Xinjiang anti-terrorism cop to lead Hong Kong garrison

A general who led China’s anti-terrorism special forces in Xinjiang has been promoted to head up the People’s Liberation Army (PLA) in Hong Kong, state media has reported.

The appointment comes as Beijing is remoulding the international business hub in its own image and run the city according to its laws after destabilising protests in 2019.

Under the city’s mini-constitution, Hong Kong has its own police force but China has maintained military barracks there since the city’s 1997 handover when colonial Britain’s forces left.

A new national security law has also empowered the mainland’s security agents to operate openly in the city.

China’s official Xinhua news agency announced on January 9 that major general Peng Jingtang, deputy chief of staff of the People’s Armed Police, has been appointed the Hong Kong garrison’s commander by Chinese President Xi Jinping.

◆ RECORDS SHOWN
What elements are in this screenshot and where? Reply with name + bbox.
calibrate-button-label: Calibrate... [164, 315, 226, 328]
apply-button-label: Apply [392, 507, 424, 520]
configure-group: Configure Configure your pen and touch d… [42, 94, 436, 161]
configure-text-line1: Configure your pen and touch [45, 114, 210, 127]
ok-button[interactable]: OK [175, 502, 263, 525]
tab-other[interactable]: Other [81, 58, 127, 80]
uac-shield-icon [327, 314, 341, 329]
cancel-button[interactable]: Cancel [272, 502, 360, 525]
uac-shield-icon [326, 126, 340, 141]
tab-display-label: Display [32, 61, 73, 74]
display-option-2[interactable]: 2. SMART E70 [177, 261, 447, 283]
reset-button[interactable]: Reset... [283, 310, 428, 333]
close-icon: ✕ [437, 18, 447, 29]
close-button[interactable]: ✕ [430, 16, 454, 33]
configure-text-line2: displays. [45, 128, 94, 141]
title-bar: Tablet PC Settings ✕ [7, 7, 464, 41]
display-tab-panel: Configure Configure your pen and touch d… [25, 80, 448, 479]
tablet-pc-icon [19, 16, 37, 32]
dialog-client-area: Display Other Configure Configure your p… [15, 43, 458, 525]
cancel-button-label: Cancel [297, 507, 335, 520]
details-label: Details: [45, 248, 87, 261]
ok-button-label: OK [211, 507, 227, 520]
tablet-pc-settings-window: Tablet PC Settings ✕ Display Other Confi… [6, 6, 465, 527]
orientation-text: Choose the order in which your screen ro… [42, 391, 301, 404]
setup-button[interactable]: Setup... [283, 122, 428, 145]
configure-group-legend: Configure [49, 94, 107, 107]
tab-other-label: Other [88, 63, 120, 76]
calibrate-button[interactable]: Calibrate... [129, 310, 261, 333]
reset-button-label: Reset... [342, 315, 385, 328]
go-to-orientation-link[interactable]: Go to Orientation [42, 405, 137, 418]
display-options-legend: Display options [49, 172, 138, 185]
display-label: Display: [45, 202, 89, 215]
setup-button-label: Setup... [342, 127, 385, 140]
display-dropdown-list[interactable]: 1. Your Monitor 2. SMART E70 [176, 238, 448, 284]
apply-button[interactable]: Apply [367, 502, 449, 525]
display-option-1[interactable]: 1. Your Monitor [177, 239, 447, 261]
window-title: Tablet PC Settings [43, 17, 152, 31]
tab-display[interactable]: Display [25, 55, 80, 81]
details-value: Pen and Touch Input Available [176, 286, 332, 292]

◆ THE EXERCISE
Answer these questions from the article above about the new Hong Kong garrison commander:
(a) Which news agency announced the appointment, and on what date?
(b) Since what year has China kept military barracks in Hong Kong?
(c) What position did Peng Jingtang hold when he was appointed?

◆ COMPLETE OUTPUT
(a) China's official Xinhua news agency, on January 9.
(b) Since 1997, the year of the city's handover.
(c) Deputy chief of staff of the People's Armed Police.